▶ **Given instruction**:
Copy every line that mentions the word "Store".
***** Provided entries *****
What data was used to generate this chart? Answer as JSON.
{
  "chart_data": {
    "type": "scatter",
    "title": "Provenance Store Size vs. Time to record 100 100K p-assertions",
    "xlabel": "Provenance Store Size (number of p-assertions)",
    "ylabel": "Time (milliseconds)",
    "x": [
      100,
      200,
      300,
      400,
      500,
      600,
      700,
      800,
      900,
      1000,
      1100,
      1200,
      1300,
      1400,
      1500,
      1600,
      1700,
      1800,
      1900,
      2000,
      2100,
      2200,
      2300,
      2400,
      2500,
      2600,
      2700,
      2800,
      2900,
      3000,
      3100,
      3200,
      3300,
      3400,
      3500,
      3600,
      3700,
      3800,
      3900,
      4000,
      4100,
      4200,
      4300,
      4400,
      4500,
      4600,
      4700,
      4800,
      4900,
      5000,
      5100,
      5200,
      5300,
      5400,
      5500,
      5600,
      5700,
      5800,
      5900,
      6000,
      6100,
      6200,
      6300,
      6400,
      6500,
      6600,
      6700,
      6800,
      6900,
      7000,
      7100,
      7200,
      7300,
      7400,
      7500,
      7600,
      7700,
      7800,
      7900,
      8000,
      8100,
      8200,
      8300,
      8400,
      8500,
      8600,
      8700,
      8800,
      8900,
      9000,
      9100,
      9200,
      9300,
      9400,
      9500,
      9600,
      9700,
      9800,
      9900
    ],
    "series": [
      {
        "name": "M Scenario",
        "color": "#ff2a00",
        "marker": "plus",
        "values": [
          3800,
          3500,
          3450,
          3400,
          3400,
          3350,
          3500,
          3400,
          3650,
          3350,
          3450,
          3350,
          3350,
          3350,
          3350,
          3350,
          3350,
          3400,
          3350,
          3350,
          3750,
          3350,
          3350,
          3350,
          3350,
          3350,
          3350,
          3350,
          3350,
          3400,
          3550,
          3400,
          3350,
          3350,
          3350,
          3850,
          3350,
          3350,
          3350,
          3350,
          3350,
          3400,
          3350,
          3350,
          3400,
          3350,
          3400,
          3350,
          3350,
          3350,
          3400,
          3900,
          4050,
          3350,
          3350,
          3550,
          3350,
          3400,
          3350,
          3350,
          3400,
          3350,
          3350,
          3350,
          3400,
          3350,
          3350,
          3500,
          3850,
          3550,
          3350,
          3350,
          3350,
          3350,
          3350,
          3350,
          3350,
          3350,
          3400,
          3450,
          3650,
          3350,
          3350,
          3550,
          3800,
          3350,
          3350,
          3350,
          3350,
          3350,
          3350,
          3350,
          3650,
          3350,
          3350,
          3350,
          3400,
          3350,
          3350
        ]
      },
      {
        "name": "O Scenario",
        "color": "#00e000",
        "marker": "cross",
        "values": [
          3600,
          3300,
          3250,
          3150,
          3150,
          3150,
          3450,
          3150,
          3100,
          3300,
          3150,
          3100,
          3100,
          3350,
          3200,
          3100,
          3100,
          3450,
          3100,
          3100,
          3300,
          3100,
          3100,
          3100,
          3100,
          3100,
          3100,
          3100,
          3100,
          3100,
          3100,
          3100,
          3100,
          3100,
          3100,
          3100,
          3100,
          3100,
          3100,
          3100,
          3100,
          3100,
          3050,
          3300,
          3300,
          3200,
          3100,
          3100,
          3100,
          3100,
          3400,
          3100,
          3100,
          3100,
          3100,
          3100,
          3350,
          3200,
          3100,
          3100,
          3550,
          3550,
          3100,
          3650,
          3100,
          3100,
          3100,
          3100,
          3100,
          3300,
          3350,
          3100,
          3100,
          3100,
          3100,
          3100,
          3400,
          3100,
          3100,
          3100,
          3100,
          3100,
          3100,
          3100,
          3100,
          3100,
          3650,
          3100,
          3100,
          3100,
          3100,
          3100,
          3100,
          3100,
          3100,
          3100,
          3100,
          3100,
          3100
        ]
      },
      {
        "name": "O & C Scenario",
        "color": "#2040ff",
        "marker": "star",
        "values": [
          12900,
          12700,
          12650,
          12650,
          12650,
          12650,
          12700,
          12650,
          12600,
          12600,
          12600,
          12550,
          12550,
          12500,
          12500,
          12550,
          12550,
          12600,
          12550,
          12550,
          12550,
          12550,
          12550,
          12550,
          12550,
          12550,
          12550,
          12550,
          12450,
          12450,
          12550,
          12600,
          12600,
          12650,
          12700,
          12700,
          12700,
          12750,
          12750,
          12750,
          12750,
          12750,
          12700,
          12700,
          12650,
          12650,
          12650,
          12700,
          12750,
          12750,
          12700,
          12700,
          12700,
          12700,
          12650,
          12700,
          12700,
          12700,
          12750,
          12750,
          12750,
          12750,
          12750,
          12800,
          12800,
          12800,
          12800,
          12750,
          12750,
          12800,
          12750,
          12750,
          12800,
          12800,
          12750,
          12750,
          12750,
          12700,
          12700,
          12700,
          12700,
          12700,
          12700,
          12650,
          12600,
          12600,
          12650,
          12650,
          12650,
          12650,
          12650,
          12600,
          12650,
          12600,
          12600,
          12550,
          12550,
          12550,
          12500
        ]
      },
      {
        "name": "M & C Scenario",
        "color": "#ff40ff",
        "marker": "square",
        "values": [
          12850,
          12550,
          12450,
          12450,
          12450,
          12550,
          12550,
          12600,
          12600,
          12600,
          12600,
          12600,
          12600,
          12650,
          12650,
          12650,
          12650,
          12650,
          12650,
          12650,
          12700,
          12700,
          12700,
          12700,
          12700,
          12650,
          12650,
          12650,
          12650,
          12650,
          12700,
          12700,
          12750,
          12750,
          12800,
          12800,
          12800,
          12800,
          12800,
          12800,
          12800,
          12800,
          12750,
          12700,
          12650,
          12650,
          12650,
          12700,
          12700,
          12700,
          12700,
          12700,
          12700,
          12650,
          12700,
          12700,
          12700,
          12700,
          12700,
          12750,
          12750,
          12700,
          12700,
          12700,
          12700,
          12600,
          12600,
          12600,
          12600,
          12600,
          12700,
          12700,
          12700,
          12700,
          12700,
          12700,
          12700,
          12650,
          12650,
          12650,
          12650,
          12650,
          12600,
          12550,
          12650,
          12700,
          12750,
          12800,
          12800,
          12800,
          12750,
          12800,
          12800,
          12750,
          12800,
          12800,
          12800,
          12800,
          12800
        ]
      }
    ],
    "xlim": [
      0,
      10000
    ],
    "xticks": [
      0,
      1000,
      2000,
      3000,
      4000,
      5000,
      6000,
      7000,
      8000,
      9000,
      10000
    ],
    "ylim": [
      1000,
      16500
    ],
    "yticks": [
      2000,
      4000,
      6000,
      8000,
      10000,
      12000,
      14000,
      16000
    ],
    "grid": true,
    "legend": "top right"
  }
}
*****
▶ **Output for this task**:
    "title": "Provenance Store Size vs. Time to record 100 100K p-assertions",
    "xlabel": "Provenance Store Size (number of p-assertions)",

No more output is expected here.